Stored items
━━━━━━━━

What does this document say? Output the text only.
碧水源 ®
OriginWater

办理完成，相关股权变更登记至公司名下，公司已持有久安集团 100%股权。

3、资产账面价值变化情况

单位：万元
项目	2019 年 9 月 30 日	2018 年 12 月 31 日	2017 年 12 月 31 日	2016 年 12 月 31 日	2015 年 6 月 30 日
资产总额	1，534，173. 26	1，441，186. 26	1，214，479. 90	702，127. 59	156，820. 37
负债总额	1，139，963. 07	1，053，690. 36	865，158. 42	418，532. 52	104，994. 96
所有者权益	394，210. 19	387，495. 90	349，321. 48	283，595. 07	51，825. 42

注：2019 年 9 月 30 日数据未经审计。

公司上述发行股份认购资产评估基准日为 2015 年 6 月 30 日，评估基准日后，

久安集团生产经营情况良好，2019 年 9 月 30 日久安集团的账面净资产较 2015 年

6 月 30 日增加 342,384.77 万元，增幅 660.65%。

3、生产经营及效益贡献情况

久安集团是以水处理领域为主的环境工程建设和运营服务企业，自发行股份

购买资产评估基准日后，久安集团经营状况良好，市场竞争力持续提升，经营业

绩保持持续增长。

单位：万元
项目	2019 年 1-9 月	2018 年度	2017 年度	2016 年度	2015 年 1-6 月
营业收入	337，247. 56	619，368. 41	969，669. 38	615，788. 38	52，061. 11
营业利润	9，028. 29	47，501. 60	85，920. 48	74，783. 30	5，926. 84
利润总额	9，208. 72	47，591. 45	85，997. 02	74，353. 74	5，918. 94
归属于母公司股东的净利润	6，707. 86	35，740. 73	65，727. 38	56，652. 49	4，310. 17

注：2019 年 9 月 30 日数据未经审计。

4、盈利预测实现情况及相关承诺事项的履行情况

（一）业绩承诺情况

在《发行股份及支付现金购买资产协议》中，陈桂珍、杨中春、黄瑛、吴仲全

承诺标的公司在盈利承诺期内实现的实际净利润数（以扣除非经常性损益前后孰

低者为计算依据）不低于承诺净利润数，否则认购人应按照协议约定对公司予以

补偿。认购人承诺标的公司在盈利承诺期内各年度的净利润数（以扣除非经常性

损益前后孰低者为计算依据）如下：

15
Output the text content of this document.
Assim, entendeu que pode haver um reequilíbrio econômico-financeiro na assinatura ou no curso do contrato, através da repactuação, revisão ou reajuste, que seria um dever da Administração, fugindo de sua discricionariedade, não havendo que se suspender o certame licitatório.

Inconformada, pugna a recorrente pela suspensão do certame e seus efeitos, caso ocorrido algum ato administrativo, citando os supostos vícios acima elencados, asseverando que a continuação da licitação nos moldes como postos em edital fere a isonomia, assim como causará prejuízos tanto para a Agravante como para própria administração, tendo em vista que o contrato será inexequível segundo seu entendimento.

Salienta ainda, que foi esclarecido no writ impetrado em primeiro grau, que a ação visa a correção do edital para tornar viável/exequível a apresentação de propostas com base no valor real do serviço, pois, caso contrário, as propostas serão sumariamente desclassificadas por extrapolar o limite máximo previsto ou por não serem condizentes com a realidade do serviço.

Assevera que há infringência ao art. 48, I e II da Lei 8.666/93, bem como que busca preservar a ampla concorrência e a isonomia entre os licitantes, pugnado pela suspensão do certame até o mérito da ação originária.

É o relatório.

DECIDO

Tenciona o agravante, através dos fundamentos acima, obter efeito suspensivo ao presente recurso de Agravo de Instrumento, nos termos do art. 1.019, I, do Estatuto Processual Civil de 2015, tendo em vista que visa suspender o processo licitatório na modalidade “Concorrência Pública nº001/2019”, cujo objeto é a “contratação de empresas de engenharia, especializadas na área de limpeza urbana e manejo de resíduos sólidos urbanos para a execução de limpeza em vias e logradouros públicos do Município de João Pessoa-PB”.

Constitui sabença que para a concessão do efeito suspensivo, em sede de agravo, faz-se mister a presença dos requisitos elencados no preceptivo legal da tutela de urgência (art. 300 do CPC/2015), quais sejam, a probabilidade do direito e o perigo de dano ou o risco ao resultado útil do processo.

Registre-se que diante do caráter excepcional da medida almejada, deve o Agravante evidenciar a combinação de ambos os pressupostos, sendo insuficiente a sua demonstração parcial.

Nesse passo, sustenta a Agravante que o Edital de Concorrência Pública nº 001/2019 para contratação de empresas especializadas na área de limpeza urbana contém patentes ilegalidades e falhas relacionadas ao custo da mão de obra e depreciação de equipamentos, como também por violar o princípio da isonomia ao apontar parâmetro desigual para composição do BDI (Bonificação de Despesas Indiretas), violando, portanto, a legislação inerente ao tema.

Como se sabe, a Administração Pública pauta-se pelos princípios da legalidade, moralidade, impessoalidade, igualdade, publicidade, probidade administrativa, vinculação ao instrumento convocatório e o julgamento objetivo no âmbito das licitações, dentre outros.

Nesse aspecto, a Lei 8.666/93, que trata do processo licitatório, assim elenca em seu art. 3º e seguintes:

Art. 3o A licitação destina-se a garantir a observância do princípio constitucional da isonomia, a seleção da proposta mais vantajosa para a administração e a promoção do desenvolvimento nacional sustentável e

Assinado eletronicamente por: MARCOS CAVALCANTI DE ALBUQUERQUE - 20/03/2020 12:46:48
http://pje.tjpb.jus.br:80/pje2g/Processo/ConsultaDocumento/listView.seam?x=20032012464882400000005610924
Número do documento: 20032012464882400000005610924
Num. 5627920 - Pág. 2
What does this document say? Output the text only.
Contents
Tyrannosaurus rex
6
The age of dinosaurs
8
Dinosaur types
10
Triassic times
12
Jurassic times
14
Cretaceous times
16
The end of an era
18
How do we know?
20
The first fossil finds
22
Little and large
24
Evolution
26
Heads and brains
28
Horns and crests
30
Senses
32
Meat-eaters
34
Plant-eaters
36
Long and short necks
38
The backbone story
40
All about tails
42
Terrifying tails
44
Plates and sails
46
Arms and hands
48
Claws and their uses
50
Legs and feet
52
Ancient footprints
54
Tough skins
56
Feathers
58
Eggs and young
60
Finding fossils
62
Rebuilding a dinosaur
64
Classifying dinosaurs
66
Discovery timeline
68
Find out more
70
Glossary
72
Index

━━━━━━━━

THE TASK: Copy out the full material exactly as it appears.

WORKED SOLUTION:
What does this document say? Output the text only.
碧水源 ®
OriginWater

办理完成，相关股权变更登记至公司名下，公司已持有久安集团 100%股权。

3、资产账面价值变化情况

单位：万元
项目	2019 年 9 月 30 日	2018 年 12 月 31 日	2017 年 12 月 31 日	2016 年 12 月 31 日	2015 年 6 月 30 日
资产总额	1，534，173. 26	1，441，186. 26	1，214，479. 90	702，127. 59	156，820. 37
负债总额	1，139，963. 07	1，053，690. 36	865，158. 42	418，532. 52	104，994. 96
所有者权益	394，210. 19	387，495. 90	349，321. 48	283，595. 07	51，825. 42

注：2019 年 9 月 30 日数据未经审计。

公司上述发行股份认购资产评估基准日为 2015 年 6 月 30 日，评估基准日后，

久安集团生产经营情况良好，2019 年 9 月 30 日久安集团的账面净资产较 2015 年

6 月 30 日增加 342,384.77 万元，增幅 660.65%。

3、生产经营及效益贡献情况

久安集团是以水处理领域为主的环境工程建设和运营服务企业，自发行股份

购买资产评估基准日后，久安集团经营状况良好，市场竞争力持续提升，经营业

绩保持持续增长。

单位：万元
项目	2019 年 1-9 月	2018 年度	2017 年度	2016 年度	2015 年 1-6 月
营业收入	337，247. 56	619，368. 41	969，669. 38	615，788. 38	52，061. 11
营业利润	9，028. 29	47，501. 60	85，920. 48	74，783. 30	5，926. 84
利润总额	9，208. 72	47，591. 45	85，997. 02	74，353. 74	5，918. 94
归属于母公司股东的净利润	6，707. 86	35，740. 73	65，727. 38	56，652. 49	4，310. 17

注：2019 年 9 月 30 日数据未经审计。

4、盈利预测实现情况及相关承诺事项的履行情况

（一）业绩承诺情况

在《发行股份及支付现金购买资产协议》中，陈桂珍、杨中春、黄瑛、吴仲全

承诺标的公司在盈利承诺期内实现的实际净利润数（以扣除非经常性损益前后孰

低者为计算依据）不低于承诺净利润数，否则认购人应按照协议约定对公司予以

补偿。认购人承诺标的公司在盈利承诺期内各年度的净利润数（以扣除非经常性

损益前后孰低者为计算依据）如下：

15
Output the text content of this document.
Assim, entendeu que pode haver um reequilíbrio econômico-financeiro na assinatura ou no curso do contrato, através da repactuação, revisão ou reajuste, que seria um dever da Administração, fugindo de sua discricionariedade, não havendo que se suspender o certame licitatório.

Inconformada, pugna a recorrente pela suspensão do certame e seus efeitos, caso ocorrido algum ato administrativo, citando os supostos vícios acima elencados, asseverando que a continuação da licitação nos moldes como postos em edital fere a isonomia, assim como causará prejuízos tanto para a Agravante como para própria administração, tendo em vista que o contrato será inexequível segundo seu entendimento.

Salienta ainda, que foi esclarecido no writ impetrado em primeiro grau, que a ação visa a correção do edital para tornar viável/exequível a apresentação de propostas com base no valor real do serviço, pois, caso contrário, as propostas serão sumariamente desclassificadas por extrapolar o limite máximo previsto ou por não serem condizentes com a realidade do serviço.

Assevera que há infringência ao art. 48, I e II da Lei 8.666/93, bem como que busca preservar a ampla concorrência e a isonomia entre os licitantes, pugnado pela suspensão do certame até o mérito da ação originária.

É o relatório.

DECIDO

Tenciona o agravante, através dos fundamentos acima, obter efeito suspensivo ao presente recurso de Agravo de Instrumento, nos termos do art. 1.019, I, do Estatuto Processual Civil de 2015, tendo em vista que visa suspender o processo licitatório na modalidade “Concorrência Pública nº001/2019”, cujo objeto é a “contratação de empresas de engenharia, especializadas na área de limpeza urbana e manejo de resíduos sólidos urbanos para a execução de limpeza em vias e logradouros públicos do Município de João Pessoa-PB”.

Constitui sabença que para a concessão do efeito suspensivo, em sede de agravo, faz-se mister a presença dos requisitos elencados no preceptivo legal da tutela de urgência (art. 300 do CPC/2015), quais sejam, a probabilidade do direito e o perigo de dano ou o risco ao resultado útil do processo.

Registre-se que diante do caráter excepcional da medida almejada, deve o Agravante evidenciar a combinação de ambos os pressupostos, sendo insuficiente a sua demonstração parcial.

Nesse passo, sustenta a Agravante que o Edital de Concorrência Pública nº 001/2019 para contratação de empresas especializadas na área de limpeza urbana contém patentes ilegalidades e falhas relacionadas ao custo da mão de obra e depreciação de equipamentos, como também por violar o princípio da isonomia ao apontar parâmetro desigual para composição do BDI (Bonificação de Despesas Indiretas), violando, portanto, a legislação inerente ao tema.

Como se sabe, a Administração Pública pauta-se pelos princípios da legalidade, moralidade, impessoalidade, igualdade, publicidade, probidade administrativa, vinculação ao instrumento convocatório e o julgamento objetivo no âmbito das licitações, dentre outros.

Nesse aspecto, a Lei 8.666/93, que trata do processo licitatório, assim elenca em seu art. 3º e seguintes:

Art. 3o A licitação destina-se a garantir a observância do princípio constitucional da isonomia, a seleção da proposta mais vantajosa para a administração e a promoção do desenvolvimento nacional sustentável e

Assinado eletronicamente por: MARCOS CAVALCANTI DE ALBUQUERQUE - 20/03/2020 12:46:48
http://pje.tjpb.jus.br:80/pje2g/Processo/ConsultaDocumento/listView.seam?x=20032012464882400000005610924
Número do documento: 20032012464882400000005610924
Num. 5627920 - Pág. 2
What does this document say? Output the text only.
Contents
Tyrannosaurus rex
6
The age of dinosaurs
8
Dinosaur types
10
Triassic times
12
Jurassic times
14
Cretaceous times
16
The end of an era
18
How do we know?
20
The first fossil finds
22
Little and large
24
Evolution
26
Heads and brains
28
Horns and crests
30
Senses
32
Meat-eaters
34
Plant-eaters
36
Long and short necks
38
The backbone story
40
All about tails
42
Terrifying tails
44
Plates and sails
46
Arms and hands
48
Claws and their uses
50
Legs and feet
52
Ancient footprints
54
Tough skins
56
Feathers
58
Eggs and young
60
Finding fossils
62
Rebuilding a dinosaur
64
Classifying dinosaurs
66
Discovery timeline
68
Find out more
70
Glossary
72
Index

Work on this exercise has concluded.